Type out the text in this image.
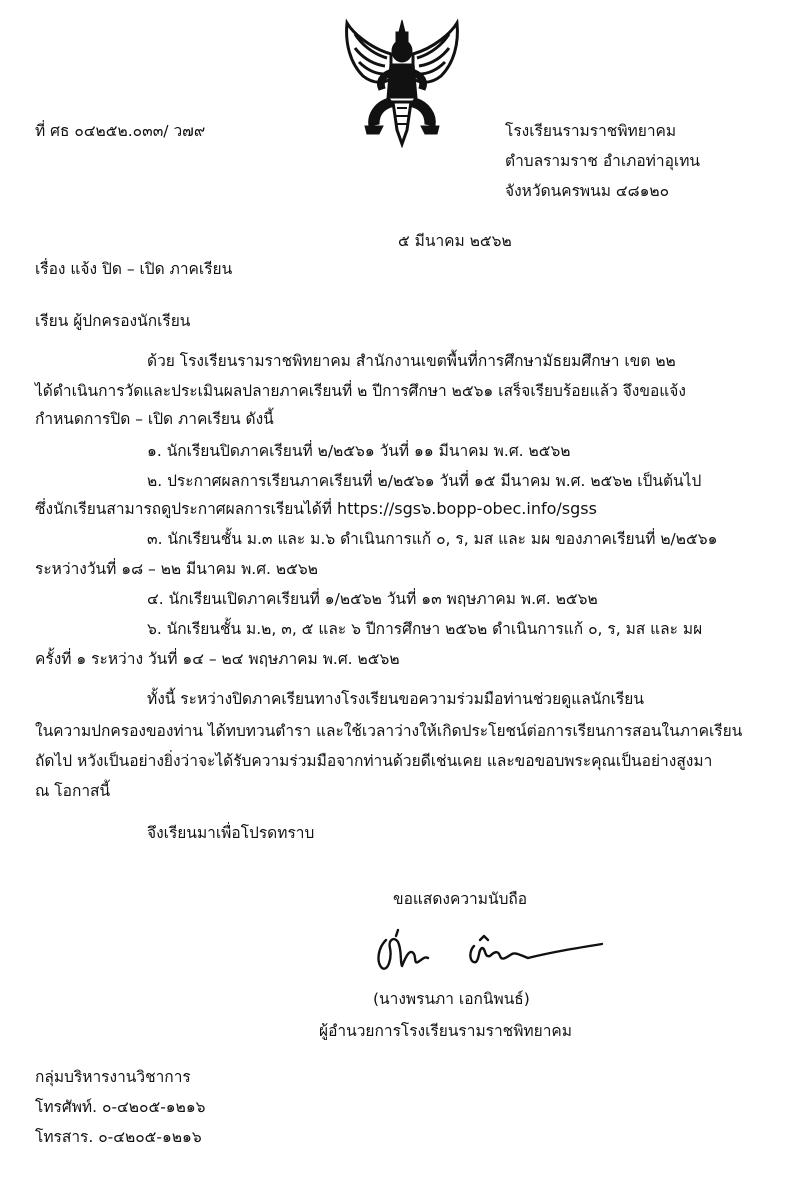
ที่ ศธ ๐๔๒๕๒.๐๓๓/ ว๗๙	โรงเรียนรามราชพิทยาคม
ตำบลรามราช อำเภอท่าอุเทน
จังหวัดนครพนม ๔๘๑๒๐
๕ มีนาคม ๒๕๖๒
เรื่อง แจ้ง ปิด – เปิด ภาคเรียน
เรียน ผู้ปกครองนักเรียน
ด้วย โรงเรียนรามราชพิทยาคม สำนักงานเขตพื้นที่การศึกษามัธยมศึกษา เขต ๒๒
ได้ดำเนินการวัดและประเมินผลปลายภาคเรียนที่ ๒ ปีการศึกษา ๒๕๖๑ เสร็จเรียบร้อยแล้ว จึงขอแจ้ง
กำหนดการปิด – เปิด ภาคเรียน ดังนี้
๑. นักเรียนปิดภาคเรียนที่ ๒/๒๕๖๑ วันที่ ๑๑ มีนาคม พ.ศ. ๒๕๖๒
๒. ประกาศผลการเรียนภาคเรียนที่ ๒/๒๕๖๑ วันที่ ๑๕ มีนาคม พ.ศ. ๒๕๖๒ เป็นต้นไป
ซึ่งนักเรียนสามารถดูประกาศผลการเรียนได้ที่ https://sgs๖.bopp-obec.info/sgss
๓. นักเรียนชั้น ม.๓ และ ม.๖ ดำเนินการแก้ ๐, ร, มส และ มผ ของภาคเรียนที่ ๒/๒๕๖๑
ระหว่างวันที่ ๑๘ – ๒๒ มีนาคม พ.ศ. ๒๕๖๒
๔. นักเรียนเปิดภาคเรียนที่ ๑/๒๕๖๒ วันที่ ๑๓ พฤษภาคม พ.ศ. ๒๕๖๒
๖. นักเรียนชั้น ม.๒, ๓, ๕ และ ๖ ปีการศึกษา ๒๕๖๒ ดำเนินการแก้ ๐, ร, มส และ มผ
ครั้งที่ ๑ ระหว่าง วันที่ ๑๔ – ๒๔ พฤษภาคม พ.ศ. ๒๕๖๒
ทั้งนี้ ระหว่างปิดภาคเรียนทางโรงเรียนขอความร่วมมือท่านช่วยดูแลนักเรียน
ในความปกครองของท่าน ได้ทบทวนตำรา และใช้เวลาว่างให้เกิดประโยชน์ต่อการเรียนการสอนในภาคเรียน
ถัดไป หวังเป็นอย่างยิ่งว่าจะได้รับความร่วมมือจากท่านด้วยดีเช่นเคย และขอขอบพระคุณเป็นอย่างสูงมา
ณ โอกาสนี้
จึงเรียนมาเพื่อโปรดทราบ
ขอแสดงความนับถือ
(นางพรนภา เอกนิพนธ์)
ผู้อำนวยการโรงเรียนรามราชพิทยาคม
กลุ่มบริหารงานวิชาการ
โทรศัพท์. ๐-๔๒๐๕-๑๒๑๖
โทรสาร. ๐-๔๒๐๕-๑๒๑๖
==================================================
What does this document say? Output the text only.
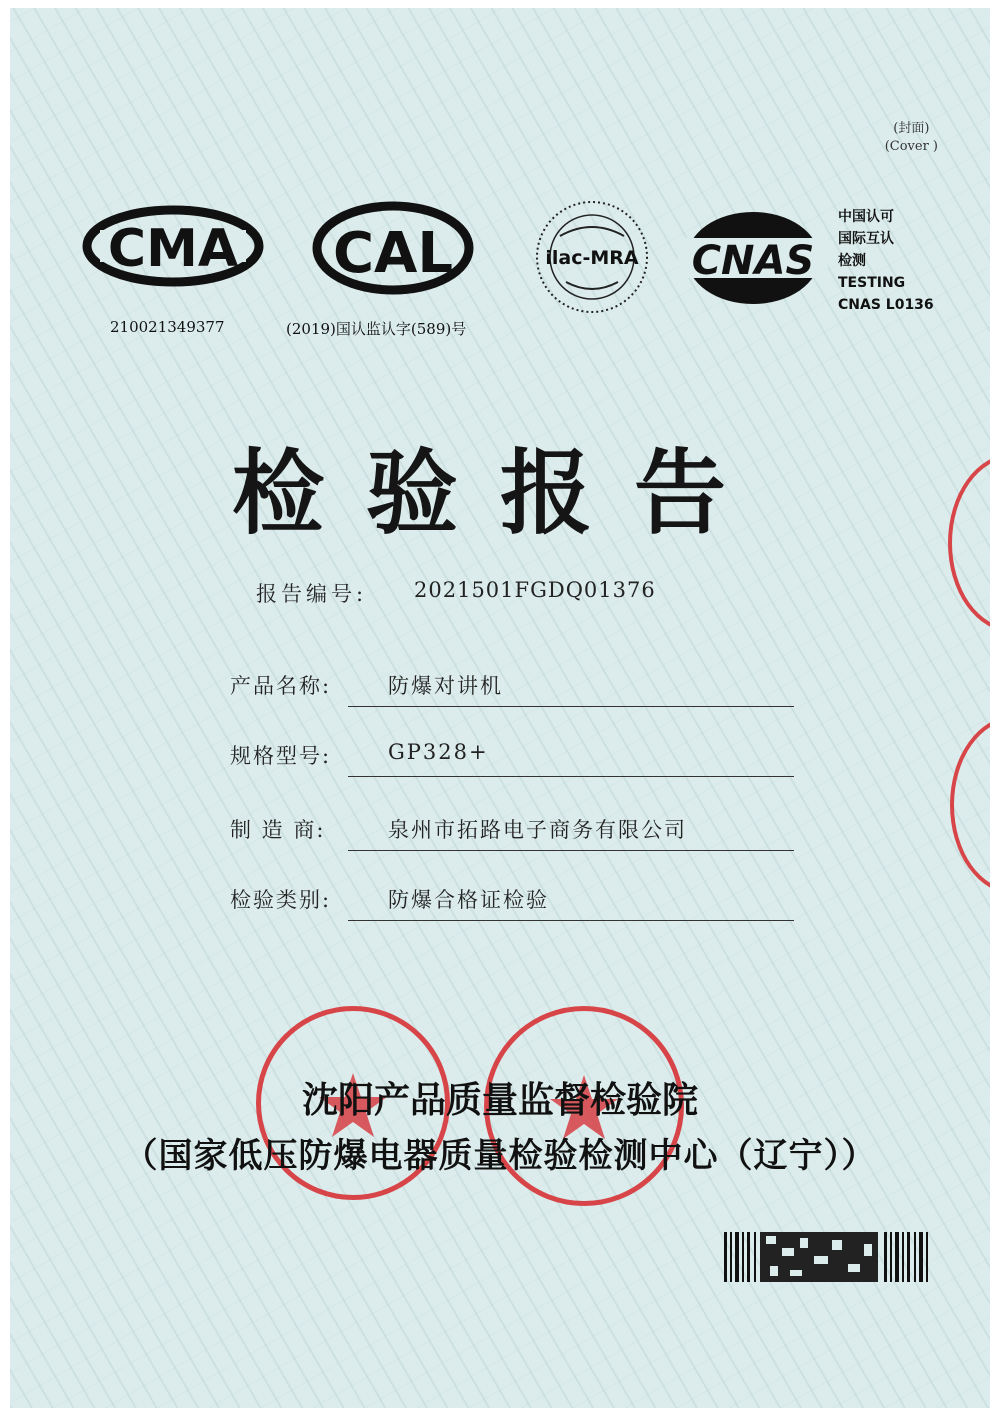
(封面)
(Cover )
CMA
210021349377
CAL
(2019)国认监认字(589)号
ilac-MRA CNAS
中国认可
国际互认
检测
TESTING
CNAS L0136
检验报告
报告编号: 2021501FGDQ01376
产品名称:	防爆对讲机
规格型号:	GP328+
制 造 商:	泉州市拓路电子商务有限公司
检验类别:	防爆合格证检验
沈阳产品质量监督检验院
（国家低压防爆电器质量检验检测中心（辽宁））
==================================================
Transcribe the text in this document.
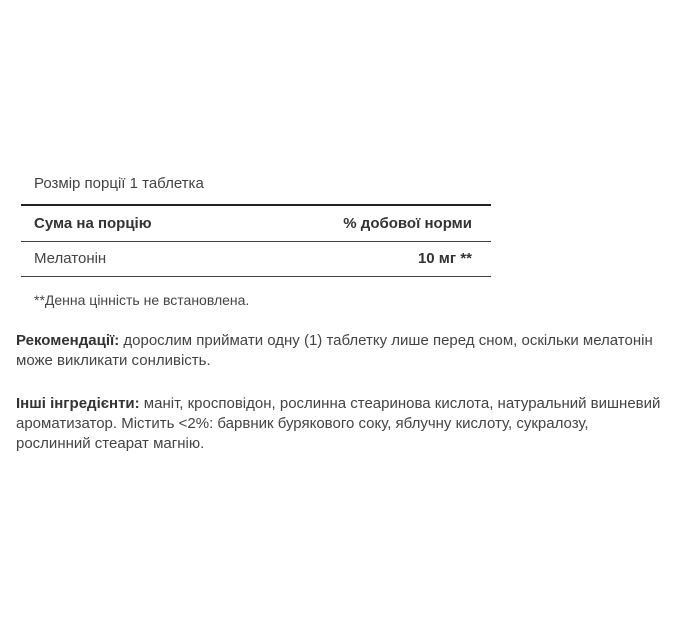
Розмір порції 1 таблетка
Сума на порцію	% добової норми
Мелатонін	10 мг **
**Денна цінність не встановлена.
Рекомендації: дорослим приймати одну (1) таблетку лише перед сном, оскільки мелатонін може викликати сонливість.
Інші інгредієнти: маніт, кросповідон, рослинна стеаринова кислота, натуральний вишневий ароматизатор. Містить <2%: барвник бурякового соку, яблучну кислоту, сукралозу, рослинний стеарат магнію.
==================================================
— The problem —
Lines that hold "การศ" are the ones to copy; find all of them.

— Solution to this exercise —
ด้วย โรงเรียนรามราชพิทยาคม สำนักงานเขตพื้นที่การศึกษามัธยมศึกษา เขต ๒๒
ได้ดำเนินการวัดและประเมินผลปลายภาคเรียนที่ ๒ ปีการศึกษา ๒๕๖๑ เสร็จเรียบร้อยแล้ว จึงขอแจ้ง
๖. นักเรียนชั้น ม.๒, ๓, ๕ และ ๖ ปีการศึกษา ๒๕๖๒ ดำเนินการแก้ ๐, ร, มส และ มผ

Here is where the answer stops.